--- START OF MATERIAL SUPPLIED ---

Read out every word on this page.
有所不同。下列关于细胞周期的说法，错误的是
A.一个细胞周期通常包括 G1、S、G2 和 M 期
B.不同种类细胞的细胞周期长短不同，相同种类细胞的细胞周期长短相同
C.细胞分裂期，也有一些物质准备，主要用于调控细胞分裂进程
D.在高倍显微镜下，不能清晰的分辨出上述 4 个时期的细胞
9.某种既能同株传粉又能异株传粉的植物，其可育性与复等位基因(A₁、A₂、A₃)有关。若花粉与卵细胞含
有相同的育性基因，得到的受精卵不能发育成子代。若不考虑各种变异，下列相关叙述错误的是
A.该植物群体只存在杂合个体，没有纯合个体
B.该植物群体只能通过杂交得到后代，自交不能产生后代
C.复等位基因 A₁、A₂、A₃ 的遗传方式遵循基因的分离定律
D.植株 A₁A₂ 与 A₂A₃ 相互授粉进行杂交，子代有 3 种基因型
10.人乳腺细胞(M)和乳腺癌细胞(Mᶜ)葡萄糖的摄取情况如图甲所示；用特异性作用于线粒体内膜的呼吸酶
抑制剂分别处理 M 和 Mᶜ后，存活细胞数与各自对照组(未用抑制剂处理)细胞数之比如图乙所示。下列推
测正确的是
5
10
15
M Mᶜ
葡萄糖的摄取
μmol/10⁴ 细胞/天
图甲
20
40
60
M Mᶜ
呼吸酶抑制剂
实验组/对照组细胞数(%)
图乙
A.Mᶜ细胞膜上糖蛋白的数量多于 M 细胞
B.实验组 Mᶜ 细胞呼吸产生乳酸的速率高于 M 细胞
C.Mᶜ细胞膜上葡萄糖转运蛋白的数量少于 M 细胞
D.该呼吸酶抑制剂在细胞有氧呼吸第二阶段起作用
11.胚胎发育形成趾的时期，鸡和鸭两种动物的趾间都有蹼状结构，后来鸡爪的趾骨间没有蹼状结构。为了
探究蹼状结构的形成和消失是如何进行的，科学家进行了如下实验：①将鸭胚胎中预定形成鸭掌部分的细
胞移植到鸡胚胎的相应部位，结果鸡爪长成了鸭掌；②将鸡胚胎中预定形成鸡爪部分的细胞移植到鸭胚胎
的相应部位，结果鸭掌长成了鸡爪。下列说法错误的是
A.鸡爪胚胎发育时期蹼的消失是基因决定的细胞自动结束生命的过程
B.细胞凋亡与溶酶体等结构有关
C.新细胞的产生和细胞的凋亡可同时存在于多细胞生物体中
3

--- END OF MATERIAL SUPPLIED ---

## WHAT TO WORK ON
Working from the material above, retype it in its entirety without change.

## SOLUTION TO THE EXERCISE
Read out every word on this page.
有所不同。下列关于细胞周期的说法，错误的是
A.一个细胞周期通常包括 G1、S、G2 和 M 期
B.不同种类细胞的细胞周期长短不同，相同种类细胞的细胞周期长短相同
C.细胞分裂期，也有一些物质准备，主要用于调控细胞分裂进程
D.在高倍显微镜下，不能清晰的分辨出上述 4 个时期的细胞
9.某种既能同株传粉又能异株传粉的植物，其可育性与复等位基因(A₁、A₂、A₃)有关。若花粉与卵细胞含
有相同的育性基因，得到的受精卵不能发育成子代。若不考虑各种变异，下列相关叙述错误的是
A.该植物群体只存在杂合个体，没有纯合个体
B.该植物群体只能通过杂交得到后代，自交不能产生后代
C.复等位基因 A₁、A₂、A₃ 的遗传方式遵循基因的分离定律
D.植株 A₁A₂ 与 A₂A₃ 相互授粉进行杂交，子代有 3 种基因型
10.人乳腺细胞(M)和乳腺癌细胞(Mᶜ)葡萄糖的摄取情况如图甲所示；用特异性作用于线粒体内膜的呼吸酶
抑制剂分别处理 M 和 Mᶜ后，存活细胞数与各自对照组(未用抑制剂处理)细胞数之比如图乙所示。下列推
测正确的是
5
10
15
M Mᶜ
葡萄糖的摄取
μmol/10⁴ 细胞/天
图甲
20
40
60
M Mᶜ
呼吸酶抑制剂
实验组/对照组细胞数(%)
图乙
A.Mᶜ细胞膜上糖蛋白的数量多于 M 细胞
B.实验组 Mᶜ 细胞呼吸产生乳酸的速率高于 M 细胞
C.Mᶜ细胞膜上葡萄糖转运蛋白的数量少于 M 细胞
D.该呼吸酶抑制剂在细胞有氧呼吸第二阶段起作用
11.胚胎发育形成趾的时期，鸡和鸭两种动物的趾间都有蹼状结构，后来鸡爪的趾骨间没有蹼状结构。为了
探究蹼状结构的形成和消失是如何进行的，科学家进行了如下实验：①将鸭胚胎中预定形成鸭掌部分的细
胞移植到鸡胚胎的相应部位，结果鸡爪长成了鸭掌；②将鸡胚胎中预定形成鸡爪部分的细胞移植到鸭胚胎
的相应部位，结果鸭掌长成了鸡爪。下列说法错误的是
A.鸡爪胚胎发育时期蹼的消失是基因决定的细胞自动结束生命的过程
B.细胞凋亡与溶酶体等结构有关
C.新细胞的产生和细胞的凋亡可同时存在于多细胞生物体中
3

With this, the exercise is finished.